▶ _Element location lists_
━━━

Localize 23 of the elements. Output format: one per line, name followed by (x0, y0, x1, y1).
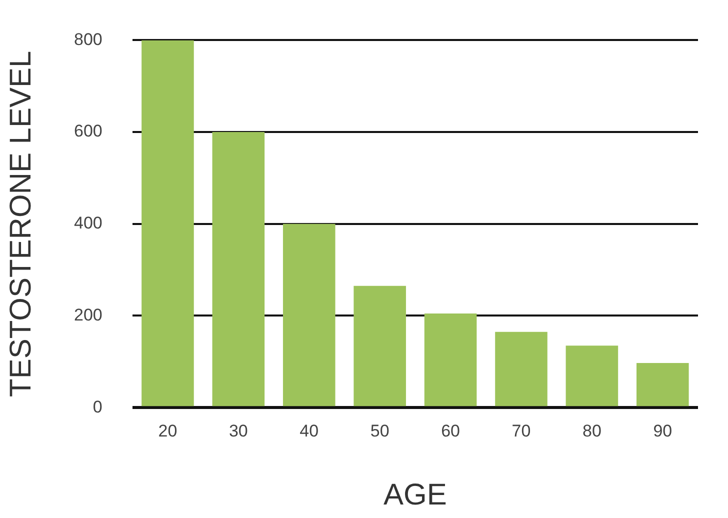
bar (354, 286, 406, 406)
x-tick-label: 60 (441, 421, 460, 440)
bar (282, 224, 336, 406)
x-tick-label: 90 (653, 421, 672, 440)
bar (142, 40, 194, 406)
y-tick-label: 600 (74, 122, 102, 141)
x-tick-label: 70 (512, 421, 531, 440)
bar (212, 132, 265, 406)
x-tick-label: 80 (582, 421, 602, 440)
y-tick-label: 800 (74, 30, 102, 49)
bar (424, 313, 477, 406)
y-axis-title: TESTOSTERONE LEVEL (4, 50, 38, 398)
y-tick-label: 400 (74, 214, 102, 233)
bar (495, 332, 548, 406)
bar (636, 363, 689, 406)
x-tick-label: 30 (228, 421, 248, 440)
x-tick-label: 20 (158, 421, 178, 440)
x-tick-label: 50 (370, 421, 390, 440)
x-axis-title: AGE (384, 478, 447, 512)
y-tick-label: 200 (74, 305, 102, 324)
bar (566, 346, 618, 406)
y-tick-label: 0 (92, 397, 102, 416)
x-tick-label: 40 (300, 421, 319, 440)
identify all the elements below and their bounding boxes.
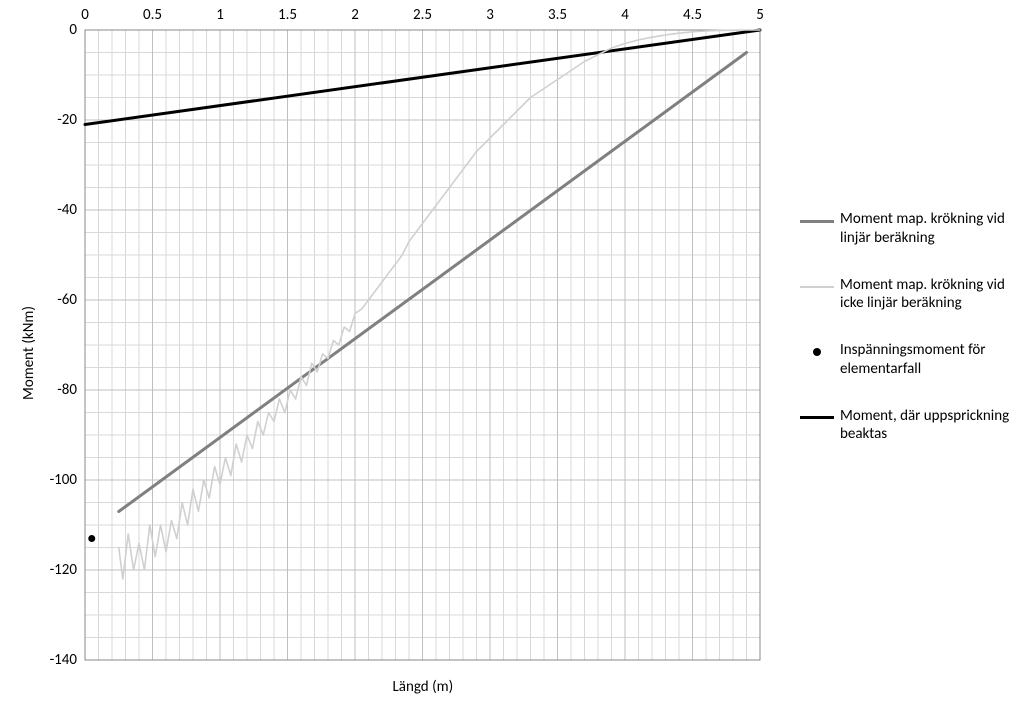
- legend-dot-icon: [800, 345, 834, 359]
- legend-line-icon: [800, 280, 834, 294]
- x-tick-label: 2: [351, 6, 359, 24]
- legend-line-icon: [800, 411, 834, 425]
- x-tick-label: 4.5: [683, 6, 702, 24]
- y-tick-label: -60: [35, 291, 77, 309]
- legend-label: Moment map. krökning vid icke linjär ber…: [840, 276, 1024, 314]
- x-tick-label: 3: [486, 6, 494, 24]
- x-tick-label: 1: [216, 6, 224, 24]
- y-tick-label: 0: [35, 21, 77, 39]
- legend-item: Moment, där uppsprickning beaktas: [800, 407, 1024, 445]
- legend-label: Moment map. krökning vid linjär beräknin…: [840, 210, 1024, 248]
- x-tick-label: 4: [621, 6, 629, 24]
- legend-label: Moment, där uppsprickning beaktas: [840, 407, 1024, 445]
- marker-elementarfall: [88, 535, 95, 542]
- moment-chart: -140 -120 -100 -80 -60 -40 -20 0 0 0.5 1 1.5 2 2.5 3 3…: [0, 0, 1024, 709]
- x-tick-label: 0: [81, 6, 89, 24]
- y-tick-label: -120: [35, 561, 77, 579]
- x-tick-label: 5: [756, 6, 764, 24]
- y-axis-title: Moment (kNm): [20, 306, 38, 400]
- y-tick-label: -80: [35, 381, 77, 399]
- y-tick-label: -20: [35, 111, 77, 129]
- legend-item: Moment map. krökning vid icke linjär ber…: [800, 276, 1024, 314]
- x-tick-label: 1.5: [278, 6, 297, 24]
- x-axis-title: Längd (m): [393, 678, 454, 696]
- legend-line-icon: [800, 214, 834, 228]
- x-tick-label: 3.5: [548, 6, 567, 24]
- legend-item: Inspänningsmoment för elementarfall: [800, 341, 1024, 379]
- x-tick-label: 2.5: [413, 6, 432, 24]
- x-tick-label: 0.5: [143, 6, 162, 24]
- legend-item: Moment map. krökning vid linjär beräknin…: [800, 210, 1024, 248]
- legend-label: Inspänningsmoment för elementarfall: [840, 341, 1024, 379]
- y-tick-label: -100: [35, 471, 77, 489]
- legend: Moment map. krökning vid linjär beräknin…: [800, 210, 1024, 472]
- y-tick-label: -40: [35, 201, 77, 219]
- y-tick-label: -140: [35, 651, 77, 669]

━━━

▶ _Exercise goal_
Convert every line of the items above into a Markdown table with the columns "Row" and "Listing line." Put a row number in the first column and the line in the second, and leave out blank lines and the pictures.

▶ _Solution_
| Row | Listing line |
|---|---|
| 1 | Localize 23 of the elements. Output format: one per line, name followed by (x0, y0, x1, y1). |
| 2 | bar (354, 286, 406, 406) |
| 3 | x-tick-label: 60 (441, 421, 460, 440) |
| 4 | bar (282, 224, 336, 406) |
| 5 | x-tick-label: 90 (653, 421, 672, 440) |
| 6 | bar (142, 40, 194, 406) |
| 7 | y-tick-label: 600 (74, 122, 102, 141) |
| 8 | x-tick-label: 70 (512, 421, 531, 440) |
| 9 | bar (212, 132, 265, 406) |
| 10 | x-tick-label: 80 (582, 421, 602, 440) |
| 11 | y-tick-label: 800 (74, 30, 102, 49) |
| 12 | bar (424, 313, 477, 406) |
| 13 | y-axis-title: TESTOSTERONE LEVEL (4, 50, 38, 398) |
| 14 | y-tick-label: 400 (74, 214, 102, 233) |
| 15 | bar (495, 332, 548, 406) |
| 16 | bar (636, 363, 689, 406) |
| 17 | x-tick-label: 30 (228, 421, 248, 440) |
| 18 | x-tick-label: 20 (158, 421, 178, 440) |
| 19 | x-tick-label: 50 (370, 421, 390, 440) |
| 20 | x-axis-title: AGE (384, 478, 447, 512) |
| 21 | y-tick-label: 200 (74, 305, 102, 324) |
| 22 | bar (566, 346, 618, 406) |
| 23 | y-tick-label: 0 (92, 397, 102, 416) |
| 24 | x-tick-label: 40 (300, 421, 319, 440) |
| 25 | identify all the elements below and their bounding boxes. |
| 26 | - legend-dot-icon: [800, 345, 834, 359] |
| 27 | - legend-line-icon: [800, 280, 834, 294] |
| 28 | - x-tick-label: 2: [351, 6, 359, 24] |
| 29 | - legend-line-icon: [800, 411, 834, 425] |
| 30 | - x-tick-label: 4.5: [683, 6, 702, 24] |
| 31 | - y-tick-label: -60: [35, 291, 77, 309] |
| 32 | - legend-label: Moment map. krökning vid icke linjär ber…: [840, 276, 1024, 314] |
| 33 | - x-tick-label: 3: [486, 6, 494, 24] |
| 34 | - x-tick-label: 1: [216, 6, 224, 24] |
| 35 | - y-tick-label: 0: [35, 21, 77, 39] |
| 36 | - legend-item: Moment, där uppsprickning beaktas: [800, 407, 1024, 445] |
| 37 | - legend-label: Moment map. krökning vid linjär beräknin…: [840, 210, 1024, 248] |
| 38 | - x-tick-label: 4: [621, 6, 629, 24] |
| 39 | - legend-label: Moment, där uppsprickning beaktas: [840, 407, 1024, 445] |
| 40 | - marker-elementarfall: [88, 535, 95, 542] |
| 41 | - moment-chart: -140 -120 -100 -80 -60 -40 -20 0 0 0.5 1 1.5 2 2.5 3 3…: [0, 0, 1024, 709] |
| 42 | - x-tick-label: 0: [81, 6, 89, 24] |
| 43 | - y-tick-label: -120: [35, 561, 77, 579] |
| 44 | - x-tick-label: 5: [756, 6, 764, 24] |
| 45 | - y-axis-title: Moment (kNm): [20, 306, 38, 400] |
| 46 | - y-tick-label: -80: [35, 381, 77, 399] |
| 47 | - y-tick-label: -20: [35, 111, 77, 129] |
| 48 | - legend-item: Moment map. krökning vid icke linjär ber…: [800, 276, 1024, 314] |
| 49 | - x-tick-label: 1.5: [278, 6, 297, 24] |
| 50 | - x-axis-title: Längd (m): [393, 678, 454, 696] |
| 51 | - legend-line-icon: [800, 214, 834, 228] |
| 52 | - x-tick-label: 3.5: [548, 6, 567, 24] |
| 53 | - legend-item: Inspänningsmoment för elementarfall: [800, 341, 1024, 379] |
| 54 | - x-tick-label: 2.5: [413, 6, 432, 24] |
| 55 | - x-tick-label: 0.5: [143, 6, 162, 24] |
| 56 | - legend-item: Moment map. krökning vid linjär beräknin…: [800, 210, 1024, 248] |
| 57 | - legend-label: Inspänningsmoment för elementarfall: [840, 341, 1024, 379] |
| 58 | - y-tick-label: -100: [35, 471, 77, 489] |
| 59 | - legend: Moment map. krökning vid linjär beräknin…: [800, 210, 1024, 472] |
| 60 | - y-tick-label: -40: [35, 201, 77, 219] |
| 61 | - y-tick-label: -140: [35, 651, 77, 669] |